>>>>>
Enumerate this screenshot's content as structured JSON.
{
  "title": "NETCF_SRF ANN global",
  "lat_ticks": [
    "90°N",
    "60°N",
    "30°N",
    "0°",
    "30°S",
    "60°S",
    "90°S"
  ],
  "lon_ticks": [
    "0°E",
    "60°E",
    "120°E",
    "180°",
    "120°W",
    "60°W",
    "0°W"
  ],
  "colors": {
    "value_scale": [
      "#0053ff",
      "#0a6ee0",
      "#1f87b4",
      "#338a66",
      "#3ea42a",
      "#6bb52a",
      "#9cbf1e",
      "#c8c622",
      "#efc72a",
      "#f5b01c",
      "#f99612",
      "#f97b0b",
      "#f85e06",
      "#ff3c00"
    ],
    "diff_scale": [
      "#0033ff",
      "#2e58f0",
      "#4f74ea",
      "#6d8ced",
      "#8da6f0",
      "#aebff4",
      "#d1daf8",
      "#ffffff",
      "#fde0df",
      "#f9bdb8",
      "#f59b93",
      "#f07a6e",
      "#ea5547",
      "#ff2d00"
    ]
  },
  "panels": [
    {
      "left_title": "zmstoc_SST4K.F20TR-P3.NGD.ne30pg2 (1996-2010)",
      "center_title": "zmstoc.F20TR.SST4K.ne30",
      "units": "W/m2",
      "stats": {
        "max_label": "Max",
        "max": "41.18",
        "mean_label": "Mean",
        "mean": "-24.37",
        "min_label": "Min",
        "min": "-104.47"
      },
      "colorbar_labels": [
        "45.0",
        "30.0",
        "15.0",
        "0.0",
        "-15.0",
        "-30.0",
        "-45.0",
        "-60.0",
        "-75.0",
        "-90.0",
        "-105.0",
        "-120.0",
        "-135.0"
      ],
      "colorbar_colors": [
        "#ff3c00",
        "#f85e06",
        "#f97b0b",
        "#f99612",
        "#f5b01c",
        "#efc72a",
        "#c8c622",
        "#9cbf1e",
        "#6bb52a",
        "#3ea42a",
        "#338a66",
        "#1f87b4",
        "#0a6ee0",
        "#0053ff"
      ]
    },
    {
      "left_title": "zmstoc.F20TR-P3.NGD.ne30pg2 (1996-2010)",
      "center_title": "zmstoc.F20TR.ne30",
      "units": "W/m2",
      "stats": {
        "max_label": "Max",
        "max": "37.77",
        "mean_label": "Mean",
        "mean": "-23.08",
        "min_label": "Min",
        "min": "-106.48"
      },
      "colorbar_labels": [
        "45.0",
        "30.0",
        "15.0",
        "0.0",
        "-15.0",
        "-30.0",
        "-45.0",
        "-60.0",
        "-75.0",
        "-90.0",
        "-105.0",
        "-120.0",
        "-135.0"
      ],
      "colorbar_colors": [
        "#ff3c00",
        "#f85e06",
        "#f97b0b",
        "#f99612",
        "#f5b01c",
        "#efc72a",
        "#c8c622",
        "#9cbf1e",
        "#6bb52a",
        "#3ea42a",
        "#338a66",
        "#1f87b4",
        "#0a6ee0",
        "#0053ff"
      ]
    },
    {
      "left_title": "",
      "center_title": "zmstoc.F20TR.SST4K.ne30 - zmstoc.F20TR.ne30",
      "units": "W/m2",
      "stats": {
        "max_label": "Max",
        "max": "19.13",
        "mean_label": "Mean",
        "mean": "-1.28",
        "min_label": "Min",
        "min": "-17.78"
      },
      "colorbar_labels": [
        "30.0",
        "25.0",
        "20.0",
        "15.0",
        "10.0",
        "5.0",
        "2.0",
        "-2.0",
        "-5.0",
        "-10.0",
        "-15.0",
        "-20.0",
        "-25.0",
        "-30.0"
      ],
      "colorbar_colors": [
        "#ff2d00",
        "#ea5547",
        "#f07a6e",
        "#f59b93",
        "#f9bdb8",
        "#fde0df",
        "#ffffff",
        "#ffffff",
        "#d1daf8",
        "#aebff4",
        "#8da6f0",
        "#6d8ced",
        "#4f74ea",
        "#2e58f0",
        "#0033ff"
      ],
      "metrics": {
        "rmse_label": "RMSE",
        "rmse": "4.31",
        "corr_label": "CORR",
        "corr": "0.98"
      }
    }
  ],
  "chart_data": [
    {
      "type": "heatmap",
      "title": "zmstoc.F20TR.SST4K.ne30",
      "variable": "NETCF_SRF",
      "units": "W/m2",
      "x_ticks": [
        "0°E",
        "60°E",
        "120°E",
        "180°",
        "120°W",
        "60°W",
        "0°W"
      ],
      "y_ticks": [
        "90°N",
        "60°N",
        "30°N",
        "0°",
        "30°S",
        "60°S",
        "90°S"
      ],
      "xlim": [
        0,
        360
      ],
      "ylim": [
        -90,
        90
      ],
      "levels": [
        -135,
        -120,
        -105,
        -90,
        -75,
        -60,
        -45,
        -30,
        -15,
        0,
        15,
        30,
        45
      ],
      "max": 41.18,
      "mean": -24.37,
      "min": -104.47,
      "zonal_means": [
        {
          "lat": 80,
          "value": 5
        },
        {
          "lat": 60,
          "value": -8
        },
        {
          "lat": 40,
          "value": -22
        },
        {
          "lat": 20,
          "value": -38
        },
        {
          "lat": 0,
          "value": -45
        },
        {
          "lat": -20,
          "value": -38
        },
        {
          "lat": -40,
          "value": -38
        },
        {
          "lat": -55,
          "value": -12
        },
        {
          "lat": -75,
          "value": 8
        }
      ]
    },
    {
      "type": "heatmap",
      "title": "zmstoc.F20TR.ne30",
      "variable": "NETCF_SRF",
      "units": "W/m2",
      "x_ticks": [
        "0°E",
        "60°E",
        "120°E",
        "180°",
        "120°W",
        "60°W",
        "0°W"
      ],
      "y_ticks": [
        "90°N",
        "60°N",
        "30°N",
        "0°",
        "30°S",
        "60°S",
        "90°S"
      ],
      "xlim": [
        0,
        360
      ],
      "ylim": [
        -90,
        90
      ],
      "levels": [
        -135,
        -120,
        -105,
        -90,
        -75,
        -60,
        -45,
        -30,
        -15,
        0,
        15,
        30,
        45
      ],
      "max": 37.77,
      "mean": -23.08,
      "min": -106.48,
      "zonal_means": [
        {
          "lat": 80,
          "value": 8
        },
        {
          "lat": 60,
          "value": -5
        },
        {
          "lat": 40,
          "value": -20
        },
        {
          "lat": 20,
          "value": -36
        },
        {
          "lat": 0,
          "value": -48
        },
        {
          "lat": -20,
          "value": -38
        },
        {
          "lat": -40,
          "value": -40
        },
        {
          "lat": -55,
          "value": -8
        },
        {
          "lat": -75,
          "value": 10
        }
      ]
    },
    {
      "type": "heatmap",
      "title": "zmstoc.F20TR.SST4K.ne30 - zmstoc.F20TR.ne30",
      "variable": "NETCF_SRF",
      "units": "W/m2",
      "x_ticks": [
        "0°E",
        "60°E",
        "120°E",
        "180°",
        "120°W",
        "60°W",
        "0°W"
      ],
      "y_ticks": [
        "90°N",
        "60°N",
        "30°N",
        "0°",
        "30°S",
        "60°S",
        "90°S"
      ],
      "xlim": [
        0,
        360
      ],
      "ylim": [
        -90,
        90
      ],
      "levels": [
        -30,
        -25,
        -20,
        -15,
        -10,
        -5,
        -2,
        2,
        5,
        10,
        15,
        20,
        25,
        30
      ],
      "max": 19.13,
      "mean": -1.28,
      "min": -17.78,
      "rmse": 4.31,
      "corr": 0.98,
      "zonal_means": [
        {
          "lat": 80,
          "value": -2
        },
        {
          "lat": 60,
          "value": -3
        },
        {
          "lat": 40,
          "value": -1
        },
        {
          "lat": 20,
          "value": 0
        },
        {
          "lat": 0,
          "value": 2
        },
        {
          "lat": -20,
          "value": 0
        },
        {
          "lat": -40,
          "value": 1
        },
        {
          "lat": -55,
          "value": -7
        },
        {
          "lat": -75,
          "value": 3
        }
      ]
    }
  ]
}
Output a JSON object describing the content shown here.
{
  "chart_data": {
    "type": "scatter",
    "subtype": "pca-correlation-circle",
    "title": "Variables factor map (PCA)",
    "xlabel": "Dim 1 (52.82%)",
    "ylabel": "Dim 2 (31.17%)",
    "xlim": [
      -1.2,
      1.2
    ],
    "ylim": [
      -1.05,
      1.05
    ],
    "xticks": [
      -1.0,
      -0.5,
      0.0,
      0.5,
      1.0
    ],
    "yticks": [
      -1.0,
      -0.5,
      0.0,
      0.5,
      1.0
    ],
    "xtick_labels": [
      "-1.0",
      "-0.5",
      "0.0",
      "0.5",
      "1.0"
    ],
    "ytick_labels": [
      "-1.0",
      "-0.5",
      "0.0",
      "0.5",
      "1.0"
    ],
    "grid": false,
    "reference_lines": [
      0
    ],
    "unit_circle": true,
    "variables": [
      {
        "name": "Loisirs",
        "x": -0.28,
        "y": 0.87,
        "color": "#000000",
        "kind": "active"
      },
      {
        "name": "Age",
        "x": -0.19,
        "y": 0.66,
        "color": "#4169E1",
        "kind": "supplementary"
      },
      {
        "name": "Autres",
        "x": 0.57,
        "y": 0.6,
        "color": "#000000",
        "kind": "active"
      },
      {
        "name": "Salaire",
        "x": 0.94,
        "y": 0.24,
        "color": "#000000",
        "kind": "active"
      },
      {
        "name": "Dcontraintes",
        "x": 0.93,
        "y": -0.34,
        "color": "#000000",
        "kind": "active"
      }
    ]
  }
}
<<<<<
Say how many lines in the records above hold "name", and give no other text.

5